Exercise directions -
Pull out every line below that contains the word "name".

Data for this task -
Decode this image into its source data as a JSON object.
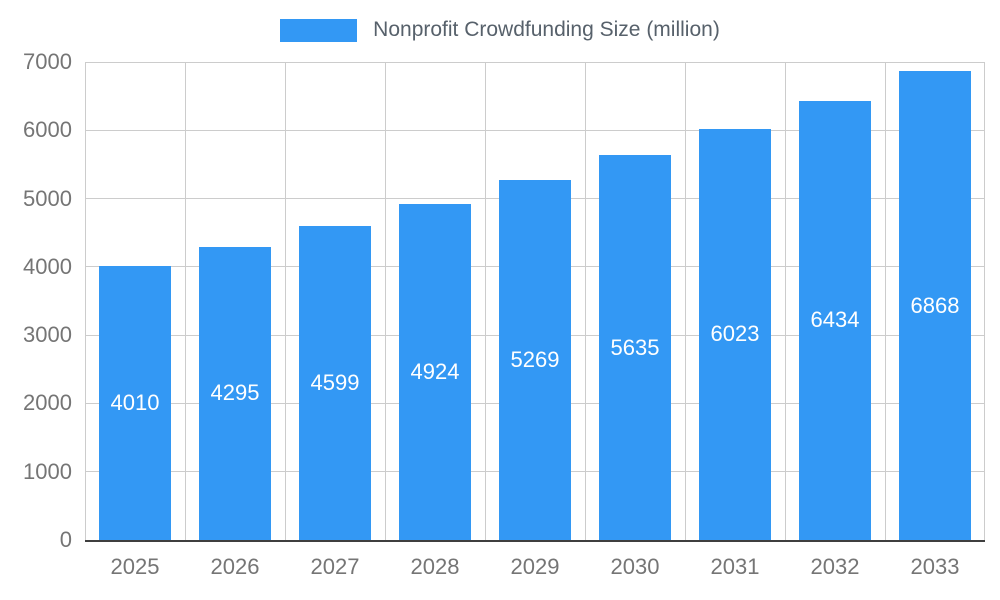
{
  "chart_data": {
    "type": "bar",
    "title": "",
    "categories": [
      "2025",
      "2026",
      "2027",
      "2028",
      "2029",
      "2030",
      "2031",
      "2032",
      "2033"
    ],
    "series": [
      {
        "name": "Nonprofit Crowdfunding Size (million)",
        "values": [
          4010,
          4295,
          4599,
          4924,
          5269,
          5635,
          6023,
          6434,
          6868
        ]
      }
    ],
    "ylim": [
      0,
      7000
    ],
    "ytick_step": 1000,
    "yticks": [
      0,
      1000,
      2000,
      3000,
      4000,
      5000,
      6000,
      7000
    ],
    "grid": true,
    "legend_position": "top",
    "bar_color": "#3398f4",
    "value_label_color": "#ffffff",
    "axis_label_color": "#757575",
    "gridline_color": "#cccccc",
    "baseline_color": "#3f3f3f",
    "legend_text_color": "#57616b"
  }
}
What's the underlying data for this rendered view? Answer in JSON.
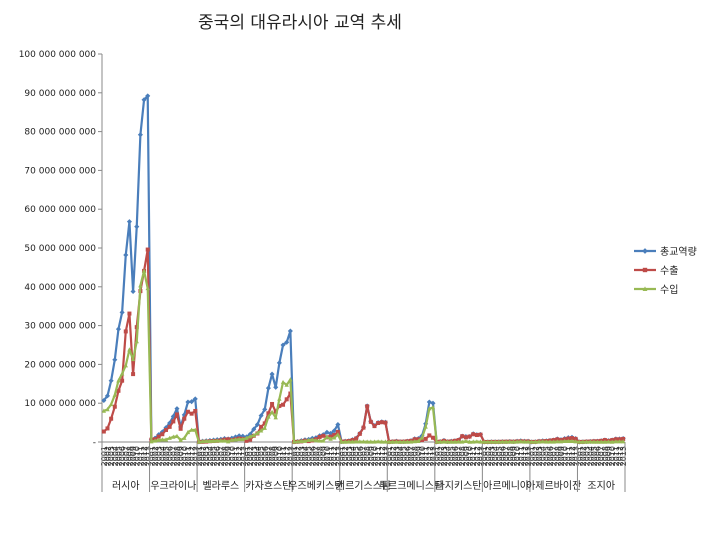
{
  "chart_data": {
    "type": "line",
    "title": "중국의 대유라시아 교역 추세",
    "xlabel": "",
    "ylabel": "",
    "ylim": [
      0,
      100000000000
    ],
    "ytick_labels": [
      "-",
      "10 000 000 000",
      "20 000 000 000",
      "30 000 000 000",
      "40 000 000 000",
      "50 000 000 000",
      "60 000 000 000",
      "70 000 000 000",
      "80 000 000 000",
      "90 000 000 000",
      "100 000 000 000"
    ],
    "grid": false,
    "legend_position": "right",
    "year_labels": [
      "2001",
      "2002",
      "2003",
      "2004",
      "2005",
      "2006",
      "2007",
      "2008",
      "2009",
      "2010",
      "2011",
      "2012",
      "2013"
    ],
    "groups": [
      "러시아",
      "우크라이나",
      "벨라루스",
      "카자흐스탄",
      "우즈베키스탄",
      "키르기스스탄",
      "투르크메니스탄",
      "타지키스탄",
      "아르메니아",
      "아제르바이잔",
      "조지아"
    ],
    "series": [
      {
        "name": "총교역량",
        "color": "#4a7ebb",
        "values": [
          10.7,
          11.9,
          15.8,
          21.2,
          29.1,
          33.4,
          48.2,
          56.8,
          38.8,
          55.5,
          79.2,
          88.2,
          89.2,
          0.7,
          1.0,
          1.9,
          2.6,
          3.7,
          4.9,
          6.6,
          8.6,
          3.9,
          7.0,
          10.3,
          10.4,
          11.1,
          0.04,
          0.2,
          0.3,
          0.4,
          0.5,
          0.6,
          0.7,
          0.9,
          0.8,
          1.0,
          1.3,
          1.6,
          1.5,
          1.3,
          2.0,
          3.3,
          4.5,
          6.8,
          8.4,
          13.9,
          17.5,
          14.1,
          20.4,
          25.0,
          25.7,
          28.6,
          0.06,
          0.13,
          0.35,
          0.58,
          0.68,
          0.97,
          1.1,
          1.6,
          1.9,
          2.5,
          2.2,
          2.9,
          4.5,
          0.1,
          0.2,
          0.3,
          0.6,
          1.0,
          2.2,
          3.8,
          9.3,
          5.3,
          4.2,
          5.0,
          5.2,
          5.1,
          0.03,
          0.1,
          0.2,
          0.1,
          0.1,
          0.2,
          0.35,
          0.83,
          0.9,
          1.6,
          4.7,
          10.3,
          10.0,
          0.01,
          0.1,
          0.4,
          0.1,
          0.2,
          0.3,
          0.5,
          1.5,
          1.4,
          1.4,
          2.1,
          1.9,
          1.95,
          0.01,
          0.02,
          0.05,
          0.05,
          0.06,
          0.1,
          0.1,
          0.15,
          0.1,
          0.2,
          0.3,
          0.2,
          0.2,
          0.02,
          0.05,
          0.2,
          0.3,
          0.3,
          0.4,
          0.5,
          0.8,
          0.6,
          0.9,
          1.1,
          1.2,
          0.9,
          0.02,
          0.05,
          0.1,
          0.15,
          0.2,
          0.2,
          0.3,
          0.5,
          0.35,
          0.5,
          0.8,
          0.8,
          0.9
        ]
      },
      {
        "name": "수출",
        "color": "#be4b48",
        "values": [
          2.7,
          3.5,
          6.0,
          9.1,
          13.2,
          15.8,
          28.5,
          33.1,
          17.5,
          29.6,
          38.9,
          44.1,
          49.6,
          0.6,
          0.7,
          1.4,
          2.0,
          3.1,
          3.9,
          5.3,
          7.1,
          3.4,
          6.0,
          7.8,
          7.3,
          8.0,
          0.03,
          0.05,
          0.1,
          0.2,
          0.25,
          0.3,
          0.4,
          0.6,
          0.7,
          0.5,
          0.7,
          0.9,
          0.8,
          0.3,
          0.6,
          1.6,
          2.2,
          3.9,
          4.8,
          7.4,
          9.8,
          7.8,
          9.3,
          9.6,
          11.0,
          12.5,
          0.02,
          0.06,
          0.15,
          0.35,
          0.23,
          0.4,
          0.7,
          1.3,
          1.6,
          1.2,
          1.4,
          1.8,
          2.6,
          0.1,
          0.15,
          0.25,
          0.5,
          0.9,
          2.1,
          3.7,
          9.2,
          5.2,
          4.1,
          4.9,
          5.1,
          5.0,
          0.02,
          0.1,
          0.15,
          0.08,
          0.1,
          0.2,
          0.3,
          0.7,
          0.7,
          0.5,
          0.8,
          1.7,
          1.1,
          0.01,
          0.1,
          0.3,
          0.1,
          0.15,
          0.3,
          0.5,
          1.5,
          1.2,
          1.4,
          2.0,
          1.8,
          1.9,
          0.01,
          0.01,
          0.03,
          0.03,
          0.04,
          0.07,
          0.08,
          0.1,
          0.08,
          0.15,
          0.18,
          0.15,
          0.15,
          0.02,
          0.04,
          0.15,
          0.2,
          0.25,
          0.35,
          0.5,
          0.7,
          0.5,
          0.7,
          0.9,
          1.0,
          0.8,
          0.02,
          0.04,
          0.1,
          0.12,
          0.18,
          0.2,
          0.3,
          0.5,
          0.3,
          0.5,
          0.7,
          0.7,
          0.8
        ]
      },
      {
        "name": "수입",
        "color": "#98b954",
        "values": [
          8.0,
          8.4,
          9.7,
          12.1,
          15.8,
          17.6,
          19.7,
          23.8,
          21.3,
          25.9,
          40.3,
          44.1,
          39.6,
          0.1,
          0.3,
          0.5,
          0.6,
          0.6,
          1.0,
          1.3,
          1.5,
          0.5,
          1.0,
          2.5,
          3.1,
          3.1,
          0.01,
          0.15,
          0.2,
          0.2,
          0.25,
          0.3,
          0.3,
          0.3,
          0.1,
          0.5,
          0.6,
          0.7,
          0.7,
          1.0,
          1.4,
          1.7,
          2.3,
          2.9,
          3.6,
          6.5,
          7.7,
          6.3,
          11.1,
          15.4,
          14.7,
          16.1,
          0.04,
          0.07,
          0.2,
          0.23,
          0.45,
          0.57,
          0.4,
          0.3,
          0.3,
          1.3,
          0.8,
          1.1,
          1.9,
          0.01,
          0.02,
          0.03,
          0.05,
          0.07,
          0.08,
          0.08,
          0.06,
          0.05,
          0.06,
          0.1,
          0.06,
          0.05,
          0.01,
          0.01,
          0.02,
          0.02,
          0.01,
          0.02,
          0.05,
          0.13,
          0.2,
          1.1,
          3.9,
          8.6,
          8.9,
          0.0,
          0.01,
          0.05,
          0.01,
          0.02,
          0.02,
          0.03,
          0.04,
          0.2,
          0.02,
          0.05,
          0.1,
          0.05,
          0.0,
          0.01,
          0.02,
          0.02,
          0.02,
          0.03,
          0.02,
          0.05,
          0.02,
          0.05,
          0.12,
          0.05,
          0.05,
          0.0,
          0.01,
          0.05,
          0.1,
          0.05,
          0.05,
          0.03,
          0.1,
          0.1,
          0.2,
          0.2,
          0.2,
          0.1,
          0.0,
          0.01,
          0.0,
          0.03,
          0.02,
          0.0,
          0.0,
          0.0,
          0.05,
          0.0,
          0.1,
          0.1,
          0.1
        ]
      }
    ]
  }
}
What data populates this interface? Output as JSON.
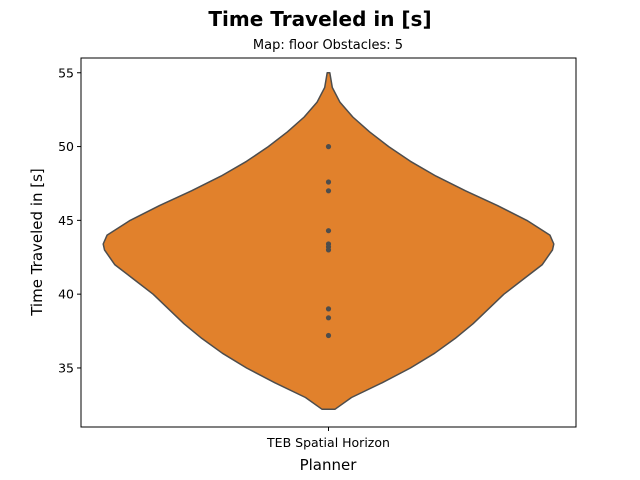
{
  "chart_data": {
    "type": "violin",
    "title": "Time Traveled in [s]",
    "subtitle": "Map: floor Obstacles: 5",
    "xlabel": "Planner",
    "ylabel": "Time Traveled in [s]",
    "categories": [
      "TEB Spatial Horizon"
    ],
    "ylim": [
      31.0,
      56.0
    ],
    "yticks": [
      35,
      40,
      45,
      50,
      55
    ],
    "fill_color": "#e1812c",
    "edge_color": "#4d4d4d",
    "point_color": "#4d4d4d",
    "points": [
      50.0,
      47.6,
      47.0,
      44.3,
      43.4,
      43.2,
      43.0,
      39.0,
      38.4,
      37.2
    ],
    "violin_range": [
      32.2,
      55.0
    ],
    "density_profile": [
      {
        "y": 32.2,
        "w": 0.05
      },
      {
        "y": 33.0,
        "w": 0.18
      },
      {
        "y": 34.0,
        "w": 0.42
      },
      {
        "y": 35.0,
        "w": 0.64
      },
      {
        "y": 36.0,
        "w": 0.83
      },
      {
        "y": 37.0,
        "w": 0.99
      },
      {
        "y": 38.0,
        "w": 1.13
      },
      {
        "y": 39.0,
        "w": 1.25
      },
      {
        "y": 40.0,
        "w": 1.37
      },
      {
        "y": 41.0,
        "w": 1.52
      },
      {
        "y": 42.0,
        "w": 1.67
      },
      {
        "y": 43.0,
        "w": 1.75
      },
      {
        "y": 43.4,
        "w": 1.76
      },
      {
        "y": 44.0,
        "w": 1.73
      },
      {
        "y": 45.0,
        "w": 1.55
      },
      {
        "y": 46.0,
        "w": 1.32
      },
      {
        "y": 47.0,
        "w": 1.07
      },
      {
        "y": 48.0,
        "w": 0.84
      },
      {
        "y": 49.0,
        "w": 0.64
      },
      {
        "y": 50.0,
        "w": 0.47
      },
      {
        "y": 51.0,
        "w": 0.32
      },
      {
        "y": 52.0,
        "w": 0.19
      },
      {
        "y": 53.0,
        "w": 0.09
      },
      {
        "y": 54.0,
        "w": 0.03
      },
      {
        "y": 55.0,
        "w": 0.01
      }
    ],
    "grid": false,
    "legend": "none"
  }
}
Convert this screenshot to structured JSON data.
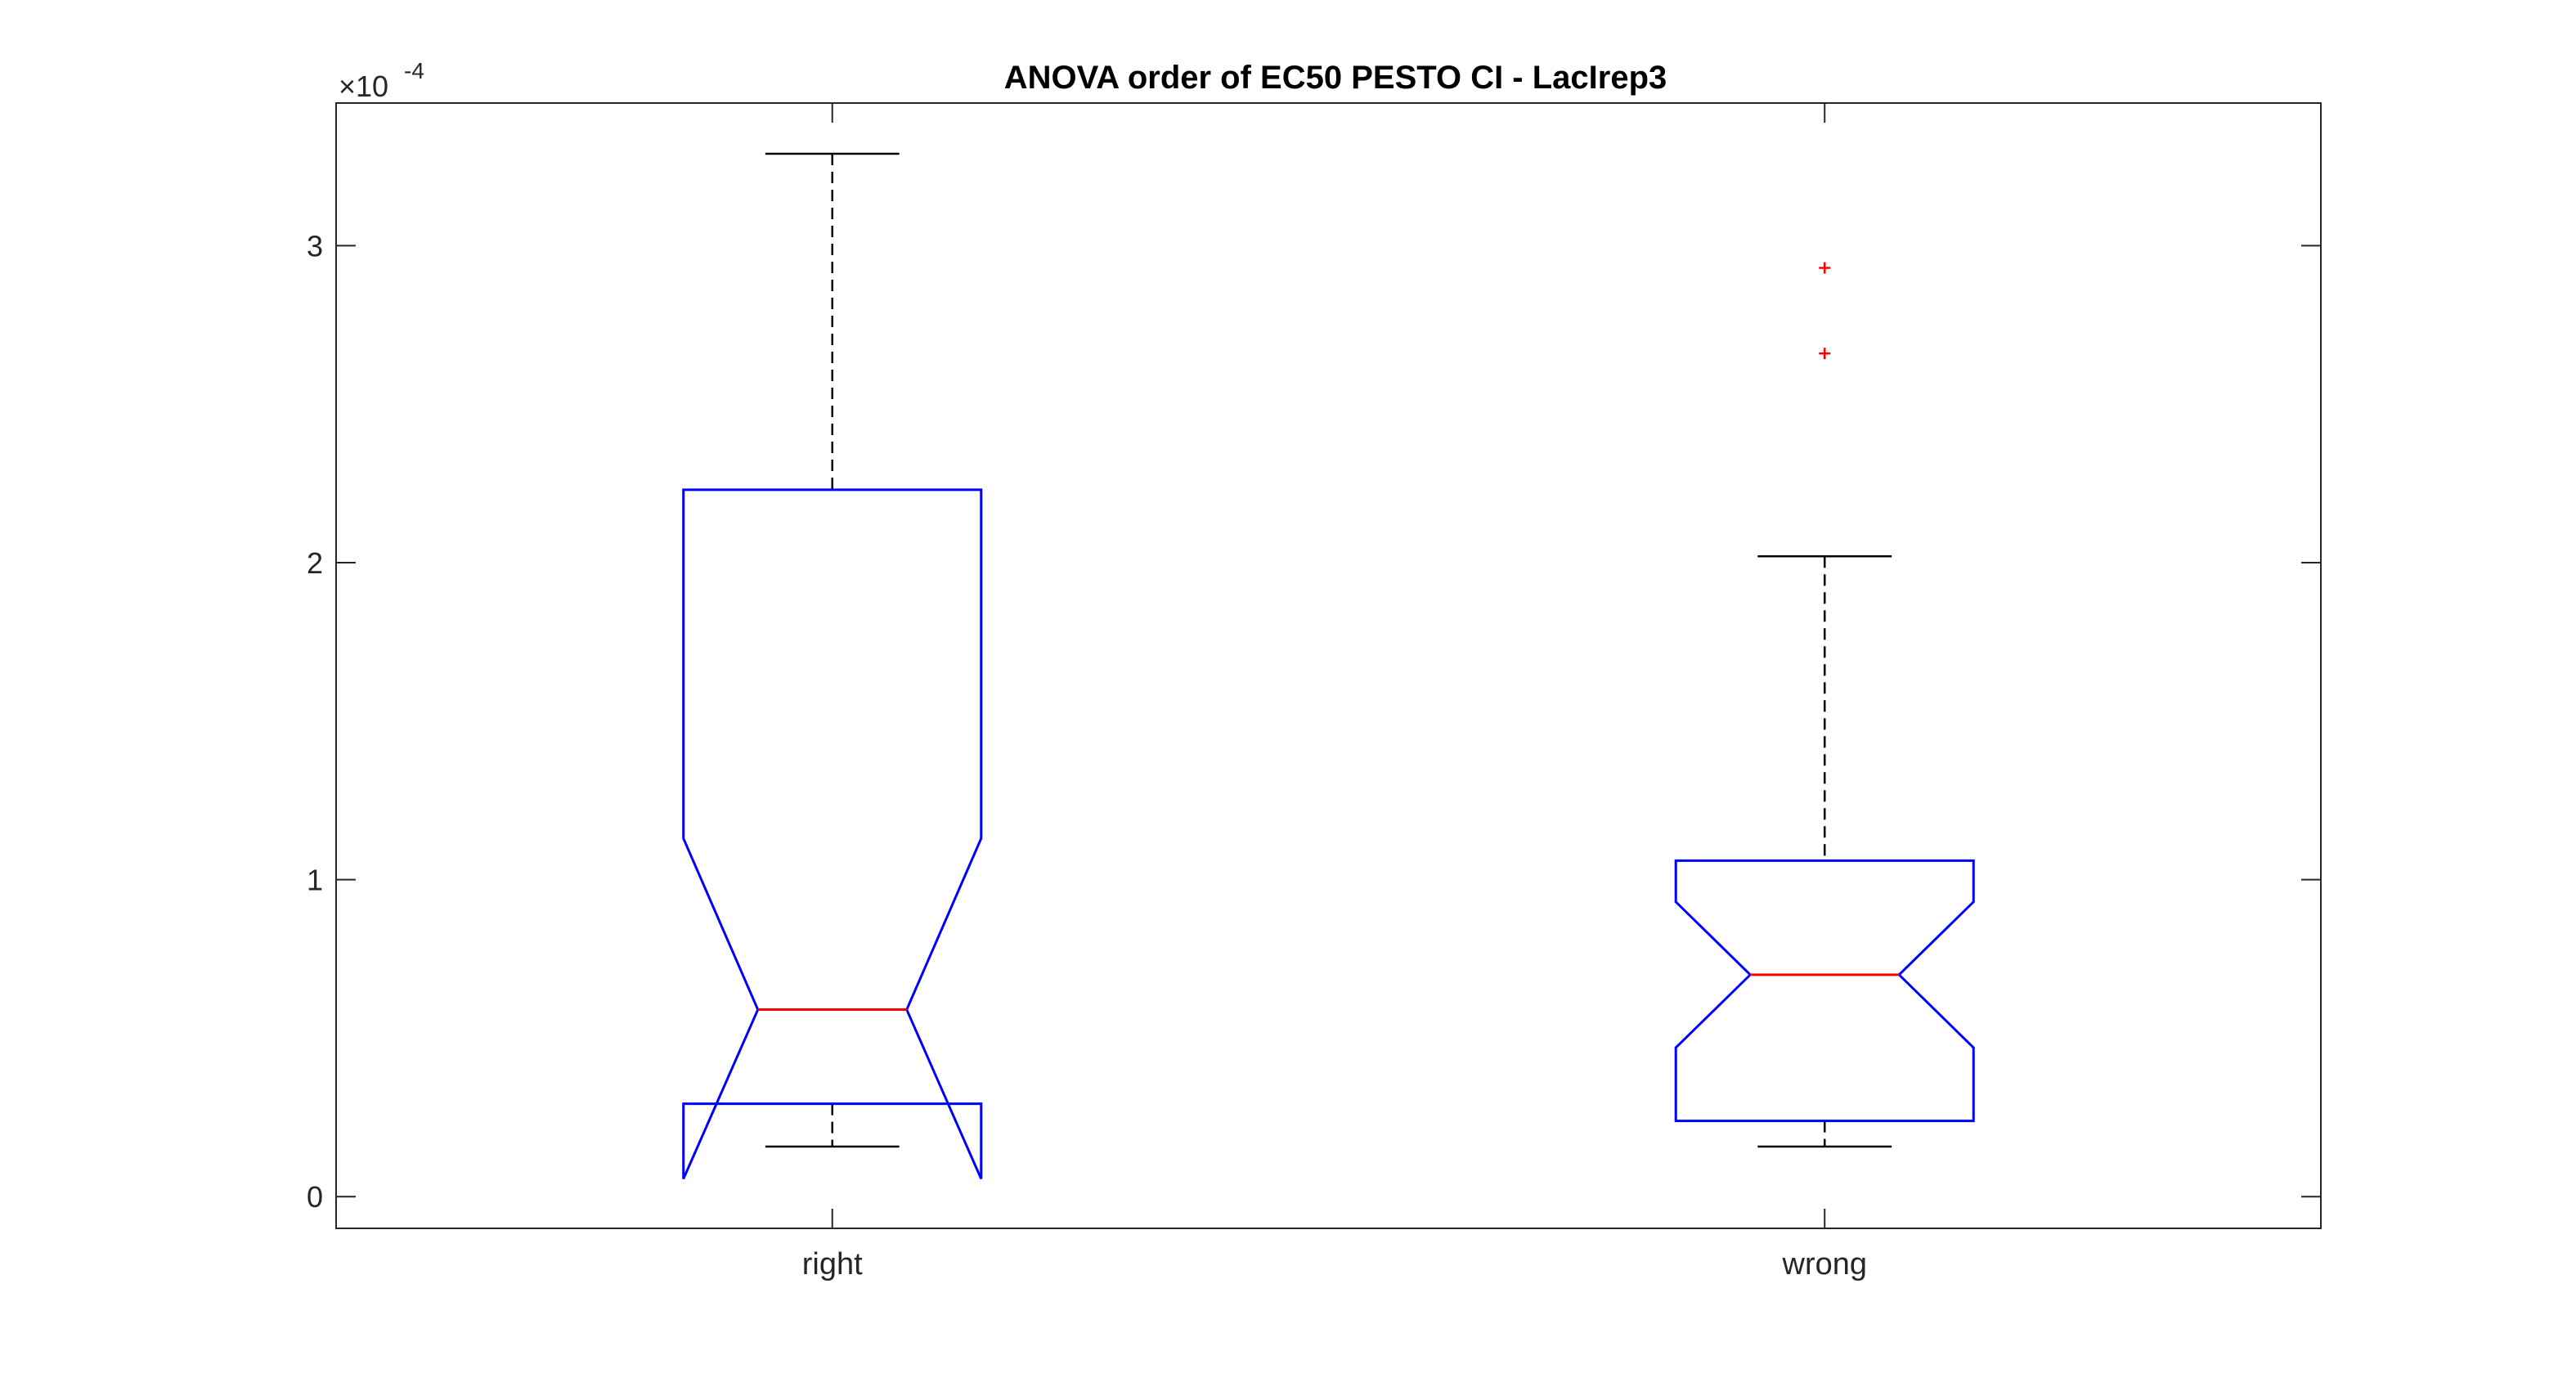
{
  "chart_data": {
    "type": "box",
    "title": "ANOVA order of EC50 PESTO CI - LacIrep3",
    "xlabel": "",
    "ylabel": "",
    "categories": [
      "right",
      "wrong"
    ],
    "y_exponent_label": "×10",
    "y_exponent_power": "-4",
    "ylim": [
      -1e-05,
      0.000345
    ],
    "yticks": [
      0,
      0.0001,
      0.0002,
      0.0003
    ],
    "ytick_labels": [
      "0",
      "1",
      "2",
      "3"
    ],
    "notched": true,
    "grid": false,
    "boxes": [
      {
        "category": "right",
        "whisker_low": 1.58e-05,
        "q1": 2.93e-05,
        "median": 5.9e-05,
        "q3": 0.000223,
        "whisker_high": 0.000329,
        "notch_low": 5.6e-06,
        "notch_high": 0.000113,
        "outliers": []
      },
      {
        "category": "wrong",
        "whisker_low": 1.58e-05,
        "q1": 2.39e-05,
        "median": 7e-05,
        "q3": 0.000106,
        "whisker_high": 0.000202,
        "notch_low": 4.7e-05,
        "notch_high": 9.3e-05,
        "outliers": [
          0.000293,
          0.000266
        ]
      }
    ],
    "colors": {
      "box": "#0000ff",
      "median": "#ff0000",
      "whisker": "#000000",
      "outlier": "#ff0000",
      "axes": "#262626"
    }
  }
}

Solution for this task -
        "name": "Nonprofit Crowdfunding Size (million)",
        "name": "총교역량",
        "name": "수출",
        "name": "수입",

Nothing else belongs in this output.